#### [Your task]
Rewrite all the records below with every "scan-speck" changed to "dust-mark" and nothing else altered. Leave the pictures out of your answer.

━━ Dataset excerpts

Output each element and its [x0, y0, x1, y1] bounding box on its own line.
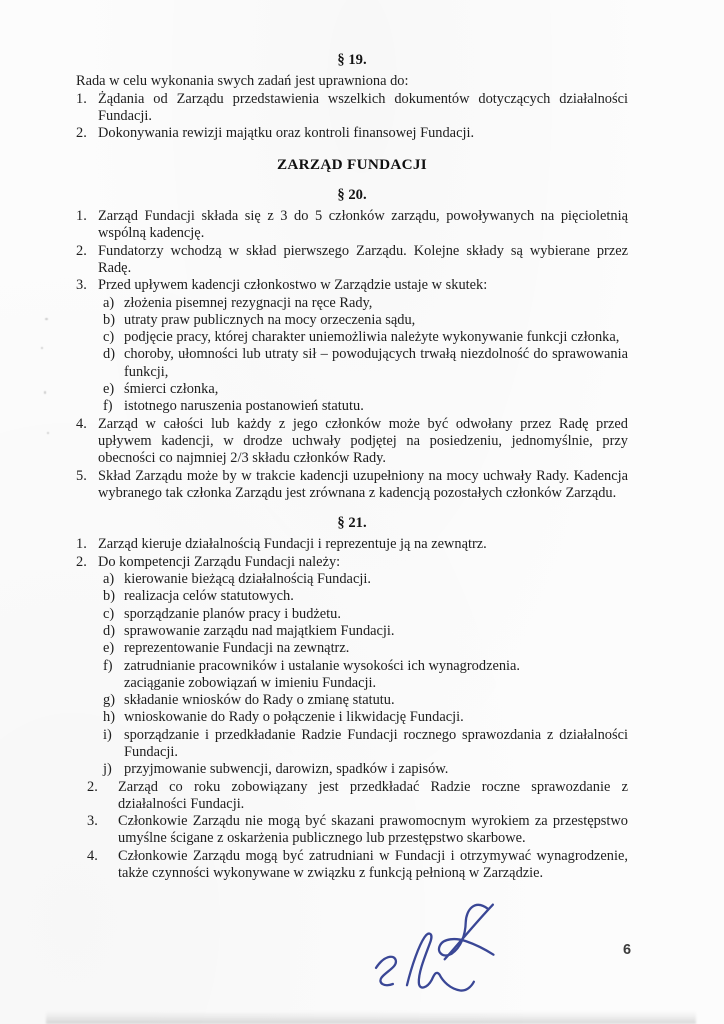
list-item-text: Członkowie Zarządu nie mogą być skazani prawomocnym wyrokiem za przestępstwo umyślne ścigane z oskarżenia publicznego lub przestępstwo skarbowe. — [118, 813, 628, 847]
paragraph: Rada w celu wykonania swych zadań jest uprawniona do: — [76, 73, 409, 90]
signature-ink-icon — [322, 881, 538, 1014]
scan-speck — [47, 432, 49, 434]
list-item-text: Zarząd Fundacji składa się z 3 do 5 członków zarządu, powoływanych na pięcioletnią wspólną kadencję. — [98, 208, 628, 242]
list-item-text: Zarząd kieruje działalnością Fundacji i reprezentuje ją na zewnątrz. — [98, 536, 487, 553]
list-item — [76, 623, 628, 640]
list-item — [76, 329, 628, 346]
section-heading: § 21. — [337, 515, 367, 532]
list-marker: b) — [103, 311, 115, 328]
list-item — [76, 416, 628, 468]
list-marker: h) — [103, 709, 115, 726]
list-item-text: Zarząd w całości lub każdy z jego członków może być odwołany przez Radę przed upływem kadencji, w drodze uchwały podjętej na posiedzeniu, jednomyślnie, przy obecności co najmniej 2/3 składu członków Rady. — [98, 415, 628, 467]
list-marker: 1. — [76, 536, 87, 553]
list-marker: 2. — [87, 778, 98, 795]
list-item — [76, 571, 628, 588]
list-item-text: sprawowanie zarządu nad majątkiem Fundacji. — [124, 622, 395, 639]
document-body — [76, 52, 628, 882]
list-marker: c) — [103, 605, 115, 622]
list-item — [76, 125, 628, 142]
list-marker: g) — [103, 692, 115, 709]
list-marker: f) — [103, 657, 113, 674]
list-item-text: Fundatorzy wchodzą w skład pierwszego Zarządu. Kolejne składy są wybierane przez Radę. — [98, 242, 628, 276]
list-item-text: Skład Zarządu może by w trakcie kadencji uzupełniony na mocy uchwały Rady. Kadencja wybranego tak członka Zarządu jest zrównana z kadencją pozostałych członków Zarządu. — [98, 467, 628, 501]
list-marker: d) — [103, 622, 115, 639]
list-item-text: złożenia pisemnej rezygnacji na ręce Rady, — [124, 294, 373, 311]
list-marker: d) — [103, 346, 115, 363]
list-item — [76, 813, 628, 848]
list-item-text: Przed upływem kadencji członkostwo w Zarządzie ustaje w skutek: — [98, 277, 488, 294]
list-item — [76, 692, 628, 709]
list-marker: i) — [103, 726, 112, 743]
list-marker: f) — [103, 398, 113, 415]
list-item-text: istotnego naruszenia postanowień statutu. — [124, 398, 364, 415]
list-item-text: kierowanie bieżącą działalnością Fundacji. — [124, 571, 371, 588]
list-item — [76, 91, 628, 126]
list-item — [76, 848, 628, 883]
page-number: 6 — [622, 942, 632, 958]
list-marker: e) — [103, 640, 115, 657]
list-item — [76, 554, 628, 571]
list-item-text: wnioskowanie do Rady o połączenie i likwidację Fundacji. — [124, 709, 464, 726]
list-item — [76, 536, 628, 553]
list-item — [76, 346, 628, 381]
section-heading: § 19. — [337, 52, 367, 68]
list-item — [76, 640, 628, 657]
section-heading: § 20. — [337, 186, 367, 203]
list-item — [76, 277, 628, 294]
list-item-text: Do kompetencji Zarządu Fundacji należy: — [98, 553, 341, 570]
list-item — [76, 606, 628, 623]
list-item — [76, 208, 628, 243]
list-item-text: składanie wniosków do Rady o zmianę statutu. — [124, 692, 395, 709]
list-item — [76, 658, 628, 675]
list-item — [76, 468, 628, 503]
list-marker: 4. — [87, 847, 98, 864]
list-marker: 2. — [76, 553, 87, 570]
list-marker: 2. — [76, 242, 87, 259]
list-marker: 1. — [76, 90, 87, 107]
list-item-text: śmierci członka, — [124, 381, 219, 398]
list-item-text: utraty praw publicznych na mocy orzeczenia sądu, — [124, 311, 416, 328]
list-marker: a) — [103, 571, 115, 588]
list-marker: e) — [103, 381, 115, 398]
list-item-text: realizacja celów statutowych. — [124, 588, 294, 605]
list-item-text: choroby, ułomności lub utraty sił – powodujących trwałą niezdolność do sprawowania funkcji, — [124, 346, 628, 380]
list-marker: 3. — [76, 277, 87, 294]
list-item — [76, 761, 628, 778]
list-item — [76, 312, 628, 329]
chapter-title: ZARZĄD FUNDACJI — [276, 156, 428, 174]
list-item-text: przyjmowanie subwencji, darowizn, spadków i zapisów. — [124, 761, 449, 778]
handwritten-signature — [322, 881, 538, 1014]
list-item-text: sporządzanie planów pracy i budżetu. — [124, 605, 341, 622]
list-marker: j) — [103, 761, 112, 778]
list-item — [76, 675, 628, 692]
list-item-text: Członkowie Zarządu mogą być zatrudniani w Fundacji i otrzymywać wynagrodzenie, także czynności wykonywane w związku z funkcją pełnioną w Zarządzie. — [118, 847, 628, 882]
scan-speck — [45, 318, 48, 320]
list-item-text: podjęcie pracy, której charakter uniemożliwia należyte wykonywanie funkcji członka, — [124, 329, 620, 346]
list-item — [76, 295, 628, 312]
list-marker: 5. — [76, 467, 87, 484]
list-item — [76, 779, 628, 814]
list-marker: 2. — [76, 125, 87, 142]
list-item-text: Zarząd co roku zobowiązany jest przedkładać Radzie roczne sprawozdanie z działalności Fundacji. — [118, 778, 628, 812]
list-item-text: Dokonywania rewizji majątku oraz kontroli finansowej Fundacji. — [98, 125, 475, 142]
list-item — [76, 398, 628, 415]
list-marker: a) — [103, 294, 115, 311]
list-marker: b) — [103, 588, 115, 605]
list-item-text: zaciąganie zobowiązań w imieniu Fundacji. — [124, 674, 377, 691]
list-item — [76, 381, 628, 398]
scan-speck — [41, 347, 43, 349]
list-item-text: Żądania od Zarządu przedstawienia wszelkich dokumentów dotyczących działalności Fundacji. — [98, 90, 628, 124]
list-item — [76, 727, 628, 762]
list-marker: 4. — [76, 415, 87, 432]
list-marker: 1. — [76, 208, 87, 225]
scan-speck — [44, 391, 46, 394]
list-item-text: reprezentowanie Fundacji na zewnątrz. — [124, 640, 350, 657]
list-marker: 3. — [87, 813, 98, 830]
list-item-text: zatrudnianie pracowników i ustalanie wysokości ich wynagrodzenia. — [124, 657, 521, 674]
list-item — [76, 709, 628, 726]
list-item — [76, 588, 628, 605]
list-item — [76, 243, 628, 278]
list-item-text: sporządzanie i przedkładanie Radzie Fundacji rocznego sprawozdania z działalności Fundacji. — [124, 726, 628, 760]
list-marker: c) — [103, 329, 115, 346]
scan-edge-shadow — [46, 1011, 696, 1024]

━━━━

#### [Response to the task]
Output each element and its [x0, y0, x1, y1] bounding box on its own line.
list-item-text: Członkowie Zarządu nie mogą być skazani prawomocnym wyrokiem za przestępstwo umyślne ścigane z oskarżenia publicznego lub przestępstwo skarbowe. — [118, 813, 628, 847]
paragraph: Rada w celu wykonania swych zadań jest uprawniona do: — [76, 73, 409, 90]
signature-ink-icon — [322, 881, 538, 1014]
dust-mark — [47, 432, 49, 434]
list-item-text: Zarząd Fundacji składa się z 3 do 5 członków zarządu, powoływanych na pięcioletnią wspólną kadencję. — [98, 208, 628, 242]
list-item-text: Zarząd kieruje działalnością Fundacji i reprezentuje ją na zewnątrz. — [98, 536, 487, 553]
list-item — [76, 623, 628, 640]
list-item — [76, 329, 628, 346]
section-heading: § 21. — [337, 515, 367, 532]
list-marker: b) — [103, 311, 115, 328]
list-item — [76, 416, 628, 468]
list-marker: h) — [103, 709, 115, 726]
list-item-text: Zarząd w całości lub każdy z jego członków może być odwołany przez Radę przed upływem kadencji, w drodze uchwały podjętej na posiedzeniu, jednomyślnie, przy obecności co najmniej 2/3 składu członków Rady. — [98, 415, 628, 467]
list-marker: 1. — [76, 536, 87, 553]
list-marker: 2. — [87, 778, 98, 795]
list-item — [76, 571, 628, 588]
list-item-text: sprawowanie zarządu nad majątkiem Fundacji. — [124, 622, 395, 639]
document-body — [76, 52, 628, 882]
list-marker: c) — [103, 605, 115, 622]
list-item — [76, 125, 628, 142]
list-marker: g) — [103, 692, 115, 709]
list-marker: f) — [103, 657, 113, 674]
list-item-text: Fundatorzy wchodzą w skład pierwszego Zarządu. Kolejne składy są wybierane przez Radę. — [98, 242, 628, 276]
list-item-text: Skład Zarządu może by w trakcie kadencji uzupełniony na mocy uchwały Rady. Kadencja wybranego tak członka Zarządu jest zrównana z kadencją pozostałych członków Zarządu. — [98, 467, 628, 501]
list-marker: d) — [103, 622, 115, 639]
list-item-text: złożenia pisemnej rezygnacji na ręce Rady, — [124, 294, 373, 311]
list-marker: d) — [103, 346, 115, 363]
list-item — [76, 813, 628, 848]
list-item-text: Przed upływem kadencji członkostwo w Zarządzie ustaje w skutek: — [98, 277, 488, 294]
list-item — [76, 692, 628, 709]
list-marker: i) — [103, 726, 112, 743]
list-marker: f) — [103, 398, 113, 415]
list-item-text: istotnego naruszenia postanowień statutu. — [124, 398, 364, 415]
list-item-text: kierowanie bieżącą działalnością Fundacji. — [124, 571, 371, 588]
list-item — [76, 91, 628, 126]
list-item — [76, 848, 628, 883]
page-number: 6 — [622, 942, 632, 958]
list-marker: e) — [103, 640, 115, 657]
list-item — [76, 554, 628, 571]
list-item-text: wnioskowanie do Rady o połączenie i likwidację Fundacji. — [124, 709, 464, 726]
list-item — [76, 536, 628, 553]
list-item — [76, 346, 628, 381]
section-heading: § 19. — [337, 52, 367, 68]
list-item — [76, 640, 628, 657]
section-heading: § 20. — [337, 186, 367, 203]
list-item — [76, 277, 628, 294]
list-item-text: Do kompetencji Zarządu Fundacji należy: — [98, 553, 341, 570]
list-item — [76, 606, 628, 623]
list-item — [76, 208, 628, 243]
list-item-text: składanie wniosków do Rady o zmianę statutu. — [124, 692, 395, 709]
list-item — [76, 658, 628, 675]
list-item — [76, 468, 628, 503]
list-marker: 4. — [87, 847, 98, 864]
list-marker: 2. — [76, 553, 87, 570]
list-marker: 2. — [76, 242, 87, 259]
list-marker: 1. — [76, 90, 87, 107]
list-item-text: śmierci członka, — [124, 381, 219, 398]
list-item-text: utraty praw publicznych na mocy orzeczenia sądu, — [124, 311, 416, 328]
list-marker: a) — [103, 571, 115, 588]
list-marker: e) — [103, 381, 115, 398]
list-item-text: realizacja celów statutowych. — [124, 588, 294, 605]
list-item-text: choroby, ułomności lub utraty sił – powodujących trwałą niezdolność do sprawowania funkcji, — [124, 346, 628, 380]
list-marker: 3. — [76, 277, 87, 294]
list-item — [76, 761, 628, 778]
list-item — [76, 312, 628, 329]
chapter-title: ZARZĄD FUNDACJI — [276, 156, 428, 174]
list-item-text: przyjmowanie subwencji, darowizn, spadków i zapisów. — [124, 761, 449, 778]
handwritten-signature — [322, 881, 538, 1014]
list-item-text: sporządzanie planów pracy i budżetu. — [124, 605, 341, 622]
list-marker: j) — [103, 761, 112, 778]
list-item — [76, 675, 628, 692]
list-item-text: Członkowie Zarządu mogą być zatrudniani w Fundacji i otrzymywać wynagrodzenie, także czynności wykonywane w związku z funkcją pełnioną w Zarządzie. — [118, 847, 628, 882]
dust-mark — [45, 318, 48, 320]
list-item-text: podjęcie pracy, której charakter uniemożliwia należyte wykonywanie funkcji członka, — [124, 329, 620, 346]
list-item — [76, 295, 628, 312]
list-marker: 5. — [76, 467, 87, 484]
list-item — [76, 779, 628, 814]
list-marker: 2. — [76, 125, 87, 142]
list-item-text: Zarząd co roku zobowiązany jest przedkładać Radzie roczne sprawozdanie z działalności Fundacji. — [118, 778, 628, 812]
list-item-text: Dokonywania rewizji majątku oraz kontroli finansowej Fundacji. — [98, 125, 475, 142]
list-item — [76, 398, 628, 415]
list-marker: a) — [103, 294, 115, 311]
list-marker: b) — [103, 588, 115, 605]
list-item-text: zaciąganie zobowiązań w imieniu Fundacji. — [124, 674, 377, 691]
list-item — [76, 381, 628, 398]
dust-mark — [41, 347, 43, 349]
list-item-text: Żądania od Zarządu przedstawienia wszelkich dokumentów dotyczących działalności Fundacji. — [98, 90, 628, 124]
list-item — [76, 727, 628, 762]
list-marker: 4. — [76, 415, 87, 432]
list-marker: 1. — [76, 208, 87, 225]
dust-mark — [44, 391, 46, 394]
list-item-text: reprezentowanie Fundacji na zewnątrz. — [124, 640, 350, 657]
list-marker: 3. — [87, 813, 98, 830]
list-item-text: zatrudnianie pracowników i ustalanie wysokości ich wynagrodzenia. — [124, 657, 521, 674]
list-item — [76, 709, 628, 726]
list-item — [76, 588, 628, 605]
list-item — [76, 243, 628, 278]
list-item-text: sporządzanie i przedkładanie Radzie Fundacji rocznego sprawozdania z działalności Fundacji. — [124, 726, 628, 760]
list-marker: c) — [103, 329, 115, 346]
scan-edge-shadow — [46, 1011, 696, 1024]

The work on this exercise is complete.